_EXERCISE REQUIREMENTS_
From the listing below, extract every line containing "connections".

_RECORDS TO USE_
____________________

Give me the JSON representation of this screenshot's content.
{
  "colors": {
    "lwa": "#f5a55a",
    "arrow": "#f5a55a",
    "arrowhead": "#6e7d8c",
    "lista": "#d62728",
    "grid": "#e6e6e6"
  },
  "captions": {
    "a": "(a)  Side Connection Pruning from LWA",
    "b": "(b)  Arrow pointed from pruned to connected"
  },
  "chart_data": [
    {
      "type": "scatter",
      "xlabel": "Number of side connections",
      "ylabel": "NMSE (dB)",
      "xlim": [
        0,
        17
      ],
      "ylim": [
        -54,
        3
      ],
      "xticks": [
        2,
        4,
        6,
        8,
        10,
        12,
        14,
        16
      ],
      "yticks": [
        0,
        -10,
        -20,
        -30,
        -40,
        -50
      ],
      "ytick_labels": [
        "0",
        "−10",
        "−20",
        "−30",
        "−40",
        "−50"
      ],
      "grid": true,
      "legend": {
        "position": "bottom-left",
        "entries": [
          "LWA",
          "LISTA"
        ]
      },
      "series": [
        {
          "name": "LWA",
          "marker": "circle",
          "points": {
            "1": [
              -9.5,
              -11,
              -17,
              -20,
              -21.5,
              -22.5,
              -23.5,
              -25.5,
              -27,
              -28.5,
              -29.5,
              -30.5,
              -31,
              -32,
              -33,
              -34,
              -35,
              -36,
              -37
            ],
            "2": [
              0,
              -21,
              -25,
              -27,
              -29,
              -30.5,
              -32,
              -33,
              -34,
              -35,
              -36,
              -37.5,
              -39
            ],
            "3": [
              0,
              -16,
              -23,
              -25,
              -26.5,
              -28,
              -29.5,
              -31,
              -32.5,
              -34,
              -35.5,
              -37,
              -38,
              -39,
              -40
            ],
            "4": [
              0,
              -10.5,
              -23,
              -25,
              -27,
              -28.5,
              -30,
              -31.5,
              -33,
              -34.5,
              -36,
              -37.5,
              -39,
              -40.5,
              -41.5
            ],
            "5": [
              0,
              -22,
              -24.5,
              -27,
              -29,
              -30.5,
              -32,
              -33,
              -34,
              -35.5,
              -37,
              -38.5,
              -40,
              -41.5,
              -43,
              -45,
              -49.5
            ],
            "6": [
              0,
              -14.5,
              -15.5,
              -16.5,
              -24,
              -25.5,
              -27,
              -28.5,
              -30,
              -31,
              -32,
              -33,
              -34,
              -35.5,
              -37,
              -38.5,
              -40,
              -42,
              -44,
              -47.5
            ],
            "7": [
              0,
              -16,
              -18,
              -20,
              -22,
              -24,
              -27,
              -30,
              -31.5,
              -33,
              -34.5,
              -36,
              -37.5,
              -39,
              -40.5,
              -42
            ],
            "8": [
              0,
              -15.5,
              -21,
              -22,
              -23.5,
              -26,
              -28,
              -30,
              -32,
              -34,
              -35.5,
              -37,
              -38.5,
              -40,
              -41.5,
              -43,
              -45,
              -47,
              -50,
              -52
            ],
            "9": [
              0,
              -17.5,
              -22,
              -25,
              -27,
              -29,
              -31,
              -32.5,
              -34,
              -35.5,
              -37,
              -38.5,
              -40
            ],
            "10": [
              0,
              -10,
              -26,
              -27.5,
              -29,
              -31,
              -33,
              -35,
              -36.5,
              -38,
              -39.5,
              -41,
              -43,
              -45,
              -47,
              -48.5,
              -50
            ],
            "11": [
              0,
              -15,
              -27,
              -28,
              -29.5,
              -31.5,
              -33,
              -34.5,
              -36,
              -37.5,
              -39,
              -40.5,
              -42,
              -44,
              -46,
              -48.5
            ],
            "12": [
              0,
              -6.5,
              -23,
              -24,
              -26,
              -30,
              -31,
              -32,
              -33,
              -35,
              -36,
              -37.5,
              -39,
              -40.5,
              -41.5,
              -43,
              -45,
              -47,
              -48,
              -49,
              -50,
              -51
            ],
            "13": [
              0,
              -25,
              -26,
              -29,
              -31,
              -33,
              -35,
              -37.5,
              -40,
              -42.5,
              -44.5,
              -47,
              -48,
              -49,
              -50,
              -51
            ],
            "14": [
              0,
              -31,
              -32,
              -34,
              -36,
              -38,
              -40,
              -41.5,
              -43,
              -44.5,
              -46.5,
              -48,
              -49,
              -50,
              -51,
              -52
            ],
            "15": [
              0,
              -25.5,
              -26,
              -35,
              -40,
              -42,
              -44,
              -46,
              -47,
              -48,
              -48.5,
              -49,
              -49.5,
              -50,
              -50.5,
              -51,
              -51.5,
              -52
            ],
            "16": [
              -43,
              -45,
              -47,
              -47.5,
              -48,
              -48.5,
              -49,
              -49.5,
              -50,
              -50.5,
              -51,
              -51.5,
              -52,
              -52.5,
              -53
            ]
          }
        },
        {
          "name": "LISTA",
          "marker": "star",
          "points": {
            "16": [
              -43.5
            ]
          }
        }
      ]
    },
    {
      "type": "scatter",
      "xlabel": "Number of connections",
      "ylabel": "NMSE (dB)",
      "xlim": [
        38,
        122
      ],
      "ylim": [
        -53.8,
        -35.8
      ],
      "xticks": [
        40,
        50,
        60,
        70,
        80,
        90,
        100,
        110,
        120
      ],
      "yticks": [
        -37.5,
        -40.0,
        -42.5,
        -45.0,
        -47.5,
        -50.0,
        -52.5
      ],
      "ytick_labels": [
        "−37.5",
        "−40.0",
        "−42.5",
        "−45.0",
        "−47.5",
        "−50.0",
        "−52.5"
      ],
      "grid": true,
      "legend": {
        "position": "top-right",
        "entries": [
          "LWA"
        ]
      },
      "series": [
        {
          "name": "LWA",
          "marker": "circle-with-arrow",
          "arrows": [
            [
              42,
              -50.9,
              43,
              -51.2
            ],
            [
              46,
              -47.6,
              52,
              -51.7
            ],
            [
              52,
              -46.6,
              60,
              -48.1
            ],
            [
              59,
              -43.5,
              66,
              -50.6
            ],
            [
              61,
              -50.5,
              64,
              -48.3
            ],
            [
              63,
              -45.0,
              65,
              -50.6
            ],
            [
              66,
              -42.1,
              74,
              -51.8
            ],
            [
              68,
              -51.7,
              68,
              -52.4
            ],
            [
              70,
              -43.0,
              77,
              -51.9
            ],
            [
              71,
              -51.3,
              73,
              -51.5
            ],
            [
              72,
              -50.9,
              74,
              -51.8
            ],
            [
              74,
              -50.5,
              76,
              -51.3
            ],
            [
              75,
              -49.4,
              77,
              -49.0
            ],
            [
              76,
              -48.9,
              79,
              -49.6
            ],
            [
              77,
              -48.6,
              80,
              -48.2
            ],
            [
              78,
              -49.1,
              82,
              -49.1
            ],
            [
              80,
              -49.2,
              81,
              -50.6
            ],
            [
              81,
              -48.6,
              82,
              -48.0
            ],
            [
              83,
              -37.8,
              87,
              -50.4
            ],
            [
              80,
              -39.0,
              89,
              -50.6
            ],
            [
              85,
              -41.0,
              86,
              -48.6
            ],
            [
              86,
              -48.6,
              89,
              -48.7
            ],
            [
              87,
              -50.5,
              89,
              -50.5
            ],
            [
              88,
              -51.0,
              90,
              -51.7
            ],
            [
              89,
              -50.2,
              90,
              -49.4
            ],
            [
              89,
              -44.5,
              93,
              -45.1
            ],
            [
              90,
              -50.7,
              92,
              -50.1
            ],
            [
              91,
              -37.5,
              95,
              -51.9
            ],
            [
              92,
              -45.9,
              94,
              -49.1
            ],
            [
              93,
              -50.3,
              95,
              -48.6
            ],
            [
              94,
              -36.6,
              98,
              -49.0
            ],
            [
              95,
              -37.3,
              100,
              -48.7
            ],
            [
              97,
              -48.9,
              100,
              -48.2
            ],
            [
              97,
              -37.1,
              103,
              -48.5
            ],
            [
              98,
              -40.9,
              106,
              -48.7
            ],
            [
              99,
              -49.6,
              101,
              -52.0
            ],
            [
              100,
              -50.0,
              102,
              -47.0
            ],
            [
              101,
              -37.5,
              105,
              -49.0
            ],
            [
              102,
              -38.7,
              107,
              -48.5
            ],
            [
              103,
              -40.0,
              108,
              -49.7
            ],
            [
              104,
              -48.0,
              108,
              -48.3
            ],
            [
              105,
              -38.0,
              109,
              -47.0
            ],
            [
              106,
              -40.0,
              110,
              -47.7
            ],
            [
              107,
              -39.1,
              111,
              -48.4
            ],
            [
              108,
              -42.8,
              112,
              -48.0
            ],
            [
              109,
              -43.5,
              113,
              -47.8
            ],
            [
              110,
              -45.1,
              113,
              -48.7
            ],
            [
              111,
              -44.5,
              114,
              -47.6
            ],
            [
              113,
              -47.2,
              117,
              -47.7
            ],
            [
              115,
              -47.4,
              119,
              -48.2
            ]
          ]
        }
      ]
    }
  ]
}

____________________

_PROBLEM SOLUTION_
      "xlabel": "Number of side connections",
      "xlabel": "Number of connections",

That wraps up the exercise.